> _Dataset items_:
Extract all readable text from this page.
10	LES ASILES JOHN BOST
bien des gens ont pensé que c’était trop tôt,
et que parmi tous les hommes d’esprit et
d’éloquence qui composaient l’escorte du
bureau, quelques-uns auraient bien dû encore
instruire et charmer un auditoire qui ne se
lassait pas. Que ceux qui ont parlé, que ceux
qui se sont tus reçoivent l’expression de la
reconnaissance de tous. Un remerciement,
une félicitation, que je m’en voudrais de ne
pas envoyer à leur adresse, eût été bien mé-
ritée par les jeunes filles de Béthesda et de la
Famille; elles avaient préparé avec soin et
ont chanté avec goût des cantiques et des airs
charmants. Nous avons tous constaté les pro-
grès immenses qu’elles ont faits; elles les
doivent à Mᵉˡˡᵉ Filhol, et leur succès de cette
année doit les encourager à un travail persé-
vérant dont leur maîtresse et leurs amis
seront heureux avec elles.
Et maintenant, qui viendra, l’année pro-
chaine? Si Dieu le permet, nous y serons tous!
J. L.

> _SET PROBLEM_: Set all of the records down again, exactly as they stand.

> _ANSWER IN FULL_:
Extract all readable text from this page.
10	LES ASILES JOHN BOST
bien des gens ont pensé que c’était trop tôt,
et que parmi tous les hommes d’esprit et
d’éloquence qui composaient l’escorte du
bureau, quelques-uns auraient bien dû encore
instruire et charmer un auditoire qui ne se
lassait pas. Que ceux qui ont parlé, que ceux
qui se sont tus reçoivent l’expression de la
reconnaissance de tous. Un remerciement,
une félicitation, que je m’en voudrais de ne
pas envoyer à leur adresse, eût été bien mé-
ritée par les jeunes filles de Béthesda et de la
Famille; elles avaient préparé avec soin et
ont chanté avec goût des cantiques et des airs
charmants. Nous avons tous constaté les pro-
grès immenses qu’elles ont faits; elles les
doivent à Mᵉˡˡᵉ Filhol, et leur succès de cette
année doit les encourager à un travail persé-
vérant dont leur maîtresse et leurs amis
seront heureux avec elles.
Et maintenant, qui viendra, l’année pro-
chaine? Si Dieu le permet, nous y serons tous!
J. L.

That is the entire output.